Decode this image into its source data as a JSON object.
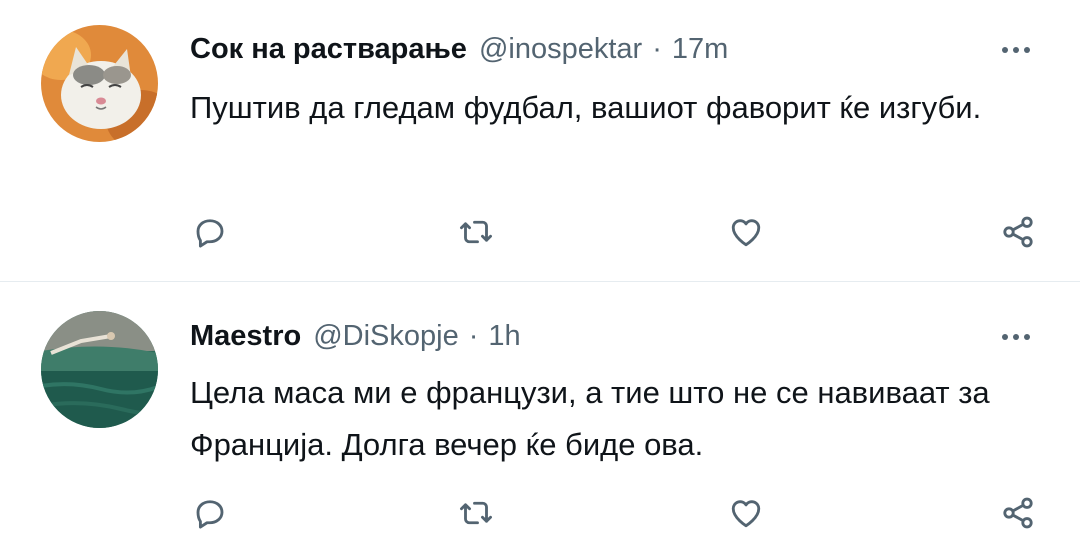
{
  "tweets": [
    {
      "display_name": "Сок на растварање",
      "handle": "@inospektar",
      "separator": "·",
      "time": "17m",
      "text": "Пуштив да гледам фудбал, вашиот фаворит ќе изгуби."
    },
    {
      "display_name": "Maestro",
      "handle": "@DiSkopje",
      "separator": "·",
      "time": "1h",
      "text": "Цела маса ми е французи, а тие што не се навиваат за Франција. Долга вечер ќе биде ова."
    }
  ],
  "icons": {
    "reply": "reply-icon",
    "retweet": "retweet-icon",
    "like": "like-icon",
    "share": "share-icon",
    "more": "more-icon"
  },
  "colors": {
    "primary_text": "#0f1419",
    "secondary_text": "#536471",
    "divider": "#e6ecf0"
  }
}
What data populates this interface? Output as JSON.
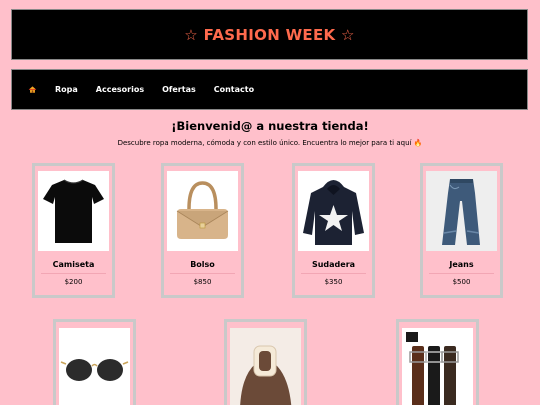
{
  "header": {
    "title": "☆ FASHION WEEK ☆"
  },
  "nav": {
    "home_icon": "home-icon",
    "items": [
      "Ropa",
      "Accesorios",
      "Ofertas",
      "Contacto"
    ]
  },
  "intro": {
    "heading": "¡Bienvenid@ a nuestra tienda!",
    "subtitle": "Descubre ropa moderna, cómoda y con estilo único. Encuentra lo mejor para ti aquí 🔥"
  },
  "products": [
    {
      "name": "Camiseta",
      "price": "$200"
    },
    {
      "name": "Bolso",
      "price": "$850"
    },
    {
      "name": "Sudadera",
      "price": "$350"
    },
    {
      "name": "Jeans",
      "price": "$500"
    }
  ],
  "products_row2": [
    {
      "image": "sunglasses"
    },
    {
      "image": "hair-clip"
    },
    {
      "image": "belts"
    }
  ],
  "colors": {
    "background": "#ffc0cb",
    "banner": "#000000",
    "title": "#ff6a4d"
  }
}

=======

Exercise:
Using the listing, collect all lines in which the string "handle" is found.

Reply:
      "handle": "@inospektar",
      "handle": "@DiSkopje",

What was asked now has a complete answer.